++++ MATERIAL ++++
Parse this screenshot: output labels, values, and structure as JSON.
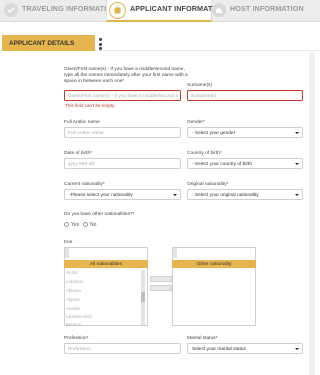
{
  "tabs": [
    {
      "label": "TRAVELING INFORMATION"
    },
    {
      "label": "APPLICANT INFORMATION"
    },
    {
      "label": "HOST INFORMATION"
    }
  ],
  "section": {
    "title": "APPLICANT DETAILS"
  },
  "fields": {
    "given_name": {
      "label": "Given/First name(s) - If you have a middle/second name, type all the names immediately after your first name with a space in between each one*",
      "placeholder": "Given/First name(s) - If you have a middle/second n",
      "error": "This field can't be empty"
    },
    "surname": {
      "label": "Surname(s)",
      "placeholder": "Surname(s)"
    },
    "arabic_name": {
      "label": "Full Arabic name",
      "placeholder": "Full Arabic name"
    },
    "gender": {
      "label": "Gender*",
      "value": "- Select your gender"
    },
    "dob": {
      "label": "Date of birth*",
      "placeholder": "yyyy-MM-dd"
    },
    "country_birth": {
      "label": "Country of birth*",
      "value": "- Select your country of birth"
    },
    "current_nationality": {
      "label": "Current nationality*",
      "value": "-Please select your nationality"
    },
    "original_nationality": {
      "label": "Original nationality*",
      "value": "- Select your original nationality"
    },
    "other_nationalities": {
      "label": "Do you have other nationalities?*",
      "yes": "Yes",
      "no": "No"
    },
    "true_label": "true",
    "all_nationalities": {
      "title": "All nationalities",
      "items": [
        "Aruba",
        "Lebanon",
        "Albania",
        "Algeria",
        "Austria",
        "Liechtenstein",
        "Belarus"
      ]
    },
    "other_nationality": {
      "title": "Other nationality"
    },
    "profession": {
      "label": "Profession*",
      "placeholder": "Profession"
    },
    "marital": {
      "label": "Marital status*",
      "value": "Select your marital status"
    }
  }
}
++++
• _TASK REQUIREMENTS_:
Go through the data above and transcribe it in full, omitting any image.

• _FULL RESPONSE_:
Parse this screenshot: output labels, values, and structure as JSON.
{
  "tabs": [
    {
      "label": "TRAVELING INFORMATION"
    },
    {
      "label": "APPLICANT INFORMATION"
    },
    {
      "label": "HOST INFORMATION"
    }
  ],
  "section": {
    "title": "APPLICANT DETAILS"
  },
  "fields": {
    "given_name": {
      "label": "Given/First name(s) - If you have a middle/second name, type all the names immediately after your first name with a space in between each one*",
      "placeholder": "Given/First name(s) - If you have a middle/second n",
      "error": "This field can't be empty"
    },
    "surname": {
      "label": "Surname(s)",
      "placeholder": "Surname(s)"
    },
    "arabic_name": {
      "label": "Full Arabic name",
      "placeholder": "Full Arabic name"
    },
    "gender": {
      "label": "Gender*",
      "value": "- Select your gender"
    },
    "dob": {
      "label": "Date of birth*",
      "placeholder": "yyyy-MM-dd"
    },
    "country_birth": {
      "label": "Country of birth*",
      "value": "- Select your country of birth"
    },
    "current_nationality": {
      "label": "Current nationality*",
      "value": "-Please select your nationality"
    },
    "original_nationality": {
      "label": "Original nationality*",
      "value": "- Select your original nationality"
    },
    "other_nationalities": {
      "label": "Do you have other nationalities?*",
      "yes": "Yes",
      "no": "No"
    },
    "true_label": "true",
    "all_nationalities": {
      "title": "All nationalities",
      "items": [
        "Aruba",
        "Lebanon",
        "Albania",
        "Algeria",
        "Austria",
        "Liechtenstein",
        "Belarus"
      ]
    },
    "other_nationality": {
      "title": "Other nationality"
    },
    "profession": {
      "label": "Profession*",
      "placeholder": "Profession"
    },
    "marital": {
      "label": "Marital status*",
      "value": "Select your marital status"
    }
  }
}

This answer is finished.